WRITTEN REQUEST 1
In the editorial on separating Santa's gifts, what decides that a gift goes into Sack A?

PASSAGE SHOWN
......
PROBLEM LINK:

PRACTICE
Editorialist:Aditya Verma

DIFFICULTY:

EASY

PREREQUISITES:

Binary Representation

PROBLEM:

Santa has already distributed gifts to children in all other countries. Only the last two are left - country A and country B. As he proceeds to fly towards these neighboring countries in his magical sleigh, he finds out that Rudolph, his reindeer, in search for a snack, has mixed the last N gifts that Santa had so precisely distributed into two different sacks, one for the children in country A and the other for those in country B. Santa starts separating the gifts again, but he realizes he will be late and it will be dawn before he finishes distributing gifts to all the children. Help Santa in separating the gifts and be on time for all the children in these two countries. Each gift is marked with a number. If the binary representation of the number is a series of alternating digits, the gift goes into Sack A, else it goes into Sack B.

EXPLANATION:

We have to check for every number that its binary representation is alternating bits or not(101010…01).For ex: 5 has 101 binary representation, so it will goes to sack A otherwise sack B. We can get binary representation by cur=n%2 till n!=0 and if next n%2 is also same as cur then it is not alternating.

SOLUTION:

 #include <iostream>
using namespace std;
int main(void){
    
    int t,num,n,flag=0;
    cin>>t;
    while(t--)
    {
        cin>>num;
        int arr[num];
        for(int i=0;i<num;i++)
        {  
            flag=0;
            cin>>arr[i];
            n=arr[i];
            while(n>0)
            {
                int cur=n%2;
                n/=2;
                if(cur==n%2) 
                    flag=1;
            }
            if(flag==0)
                cout<<"Sack A"<<endl;
            else
                cout<<"Sack B"<<endl;
        }
        cout<<""<<endl;
    }
       
}
......
DATA RECORDS

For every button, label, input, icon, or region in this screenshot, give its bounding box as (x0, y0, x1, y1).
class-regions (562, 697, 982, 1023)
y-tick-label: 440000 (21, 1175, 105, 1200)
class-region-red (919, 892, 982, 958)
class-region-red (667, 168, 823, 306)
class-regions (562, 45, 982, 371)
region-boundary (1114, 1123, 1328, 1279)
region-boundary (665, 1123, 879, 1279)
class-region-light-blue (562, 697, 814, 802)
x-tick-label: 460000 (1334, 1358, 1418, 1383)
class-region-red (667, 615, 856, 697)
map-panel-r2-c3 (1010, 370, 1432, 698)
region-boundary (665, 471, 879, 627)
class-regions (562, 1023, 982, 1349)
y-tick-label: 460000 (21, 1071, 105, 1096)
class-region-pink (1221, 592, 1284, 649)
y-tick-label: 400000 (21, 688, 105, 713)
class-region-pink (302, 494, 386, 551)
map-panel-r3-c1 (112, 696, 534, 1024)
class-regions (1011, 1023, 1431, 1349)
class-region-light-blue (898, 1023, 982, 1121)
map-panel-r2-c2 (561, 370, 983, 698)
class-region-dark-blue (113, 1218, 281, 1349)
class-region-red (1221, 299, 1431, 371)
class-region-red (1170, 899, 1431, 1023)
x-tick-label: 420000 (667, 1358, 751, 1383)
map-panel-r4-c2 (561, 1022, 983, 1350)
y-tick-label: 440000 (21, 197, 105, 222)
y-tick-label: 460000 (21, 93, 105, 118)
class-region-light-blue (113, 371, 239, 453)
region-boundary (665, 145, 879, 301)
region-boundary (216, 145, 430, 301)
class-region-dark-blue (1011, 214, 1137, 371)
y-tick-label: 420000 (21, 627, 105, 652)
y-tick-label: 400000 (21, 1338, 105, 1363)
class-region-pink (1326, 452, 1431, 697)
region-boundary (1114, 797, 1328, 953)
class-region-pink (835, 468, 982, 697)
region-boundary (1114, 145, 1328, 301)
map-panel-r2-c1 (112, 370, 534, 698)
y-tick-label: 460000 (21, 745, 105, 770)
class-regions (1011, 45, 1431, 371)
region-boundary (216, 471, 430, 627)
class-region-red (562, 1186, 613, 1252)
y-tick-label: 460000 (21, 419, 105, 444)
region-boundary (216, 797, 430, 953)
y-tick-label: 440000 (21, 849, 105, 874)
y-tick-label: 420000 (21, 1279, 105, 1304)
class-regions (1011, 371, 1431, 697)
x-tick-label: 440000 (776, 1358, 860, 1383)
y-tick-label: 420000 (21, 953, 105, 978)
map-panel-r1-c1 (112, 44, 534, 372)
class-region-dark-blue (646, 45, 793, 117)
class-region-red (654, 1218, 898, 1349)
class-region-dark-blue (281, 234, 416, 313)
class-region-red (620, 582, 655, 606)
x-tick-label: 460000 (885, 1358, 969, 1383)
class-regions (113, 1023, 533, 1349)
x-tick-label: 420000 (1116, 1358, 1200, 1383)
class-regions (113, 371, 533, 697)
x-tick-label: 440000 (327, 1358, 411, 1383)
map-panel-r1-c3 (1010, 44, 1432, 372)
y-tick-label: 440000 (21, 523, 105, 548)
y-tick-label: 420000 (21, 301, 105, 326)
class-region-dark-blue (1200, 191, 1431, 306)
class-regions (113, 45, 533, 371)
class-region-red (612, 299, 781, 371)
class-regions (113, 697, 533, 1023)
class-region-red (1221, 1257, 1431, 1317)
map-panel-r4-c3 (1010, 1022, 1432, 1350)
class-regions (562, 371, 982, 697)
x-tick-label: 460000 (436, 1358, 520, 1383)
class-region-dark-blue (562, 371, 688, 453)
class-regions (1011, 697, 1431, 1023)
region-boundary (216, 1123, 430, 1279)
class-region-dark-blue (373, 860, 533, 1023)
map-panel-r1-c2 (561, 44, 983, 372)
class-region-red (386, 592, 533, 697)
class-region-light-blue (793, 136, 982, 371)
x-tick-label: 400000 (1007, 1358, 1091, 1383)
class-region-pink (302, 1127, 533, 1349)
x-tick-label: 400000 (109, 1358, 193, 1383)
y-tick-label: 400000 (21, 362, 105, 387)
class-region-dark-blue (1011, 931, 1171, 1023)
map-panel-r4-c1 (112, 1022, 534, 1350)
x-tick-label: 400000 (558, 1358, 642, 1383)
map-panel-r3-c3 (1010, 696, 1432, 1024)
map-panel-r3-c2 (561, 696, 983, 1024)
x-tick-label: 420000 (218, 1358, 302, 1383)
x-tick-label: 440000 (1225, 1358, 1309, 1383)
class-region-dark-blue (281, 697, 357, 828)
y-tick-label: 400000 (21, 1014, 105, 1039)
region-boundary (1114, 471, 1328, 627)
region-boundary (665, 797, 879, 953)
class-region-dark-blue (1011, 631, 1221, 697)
......
WRITTEN REQUEST 2
Take the records from their start through the line containing "class-region-pink (302, 494, 386, 551)". Reproduce those lines with every "region-boundary" swapped for "region-outline", leaving everything else unchanged.

CORRECT RESPONSE 1
The binary representation of the gift's number is a series of alternating digits.

CORRECT RESPONSE 2
For every button, label, input, icon, or region in this screenshot, give its bounding box as (x0, y0, x1, y1).
class-regions (562, 697, 982, 1023)
y-tick-label: 440000 (21, 1175, 105, 1200)
class-region-red (919, 892, 982, 958)
class-region-red (667, 168, 823, 306)
class-regions (562, 45, 982, 371)
region-outline (1114, 1123, 1328, 1279)
region-outline (665, 1123, 879, 1279)
class-region-light-blue (562, 697, 814, 802)
x-tick-label: 460000 (1334, 1358, 1418, 1383)
class-region-red (667, 615, 856, 697)
map-panel-r2-c3 (1010, 370, 1432, 698)
region-outline (665, 471, 879, 627)
class-regions (562, 1023, 982, 1349)
y-tick-label: 460000 (21, 1071, 105, 1096)
class-region-pink (1221, 592, 1284, 649)
y-tick-label: 400000 (21, 688, 105, 713)
class-region-pink (302, 494, 386, 551)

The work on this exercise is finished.